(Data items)

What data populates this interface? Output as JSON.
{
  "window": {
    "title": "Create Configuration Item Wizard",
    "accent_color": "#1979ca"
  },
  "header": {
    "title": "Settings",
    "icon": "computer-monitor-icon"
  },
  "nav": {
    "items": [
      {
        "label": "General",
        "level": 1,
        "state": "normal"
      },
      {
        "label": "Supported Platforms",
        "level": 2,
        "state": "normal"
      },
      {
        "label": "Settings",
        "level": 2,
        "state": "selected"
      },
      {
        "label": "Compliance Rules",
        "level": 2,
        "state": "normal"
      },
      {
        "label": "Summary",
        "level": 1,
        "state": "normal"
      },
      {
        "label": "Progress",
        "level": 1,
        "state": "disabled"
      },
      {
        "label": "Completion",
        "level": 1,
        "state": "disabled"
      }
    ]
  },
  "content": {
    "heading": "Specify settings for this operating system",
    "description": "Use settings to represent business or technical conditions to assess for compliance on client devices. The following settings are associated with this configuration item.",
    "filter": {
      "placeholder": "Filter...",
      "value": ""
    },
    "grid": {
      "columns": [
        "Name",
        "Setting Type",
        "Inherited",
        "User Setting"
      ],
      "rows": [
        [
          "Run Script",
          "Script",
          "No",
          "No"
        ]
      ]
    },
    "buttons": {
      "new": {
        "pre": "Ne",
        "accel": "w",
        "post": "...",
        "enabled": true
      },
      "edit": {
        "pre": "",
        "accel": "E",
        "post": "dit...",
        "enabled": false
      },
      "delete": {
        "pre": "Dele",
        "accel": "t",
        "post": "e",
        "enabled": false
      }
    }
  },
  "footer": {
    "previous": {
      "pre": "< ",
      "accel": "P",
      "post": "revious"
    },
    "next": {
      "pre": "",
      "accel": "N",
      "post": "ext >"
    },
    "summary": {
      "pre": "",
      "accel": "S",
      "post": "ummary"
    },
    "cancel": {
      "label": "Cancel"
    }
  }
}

> [Written exercise]: Transcribe the entire listing above precisely.

> [The output]:
What data populates this interface? Output as JSON.
{
  "window": {
    "title": "Create Configuration Item Wizard",
    "accent_color": "#1979ca"
  },
  "header": {
    "title": "Settings",
    "icon": "computer-monitor-icon"
  },
  "nav": {
    "items": [
      {
        "label": "General",
        "level": 1,
        "state": "normal"
      },
      {
        "label": "Supported Platforms",
        "level": 2,
        "state": "normal"
      },
      {
        "label": "Settings",
        "level": 2,
        "state": "selected"
      },
      {
        "label": "Compliance Rules",
        "level": 2,
        "state": "normal"
      },
      {
        "label": "Summary",
        "level": 1,
        "state": "normal"
      },
      {
        "label": "Progress",
        "level": 1,
        "state": "disabled"
      },
      {
        "label": "Completion",
        "level": 1,
        "state": "disabled"
      }
    ]
  },
  "content": {
    "heading": "Specify settings for this operating system",
    "description": "Use settings to represent business or technical conditions to assess for compliance on client devices. The following settings are associated with this configuration item.",
    "filter": {
      "placeholder": "Filter...",
      "value": ""
    },
    "grid": {
      "columns": [
        "Name",
        "Setting Type",
        "Inherited",
        "User Setting"
      ],
      "rows": [
        [
          "Run Script",
          "Script",
          "No",
          "No"
        ]
      ]
    },
    "buttons": {
      "new": {
        "pre": "Ne",
        "accel": "w",
        "post": "...",
        "enabled": true
      },
      "edit": {
        "pre": "",
        "accel": "E",
        "post": "dit...",
        "enabled": false
      },
      "delete": {
        "pre": "Dele",
        "accel": "t",
        "post": "e",
        "enabled": false
      }
    }
  },
  "footer": {
    "previous": {
      "pre": "< ",
      "accel": "P",
      "post": "revious"
    },
    "next": {
      "pre": "",
      "accel": "N",
      "post": "ext >"
    },
    "summary": {
      "pre": "",
      "accel": "S",
      "post": "ummary"
    },
    "cancel": {
      "label": "Cancel"
    }
  }
}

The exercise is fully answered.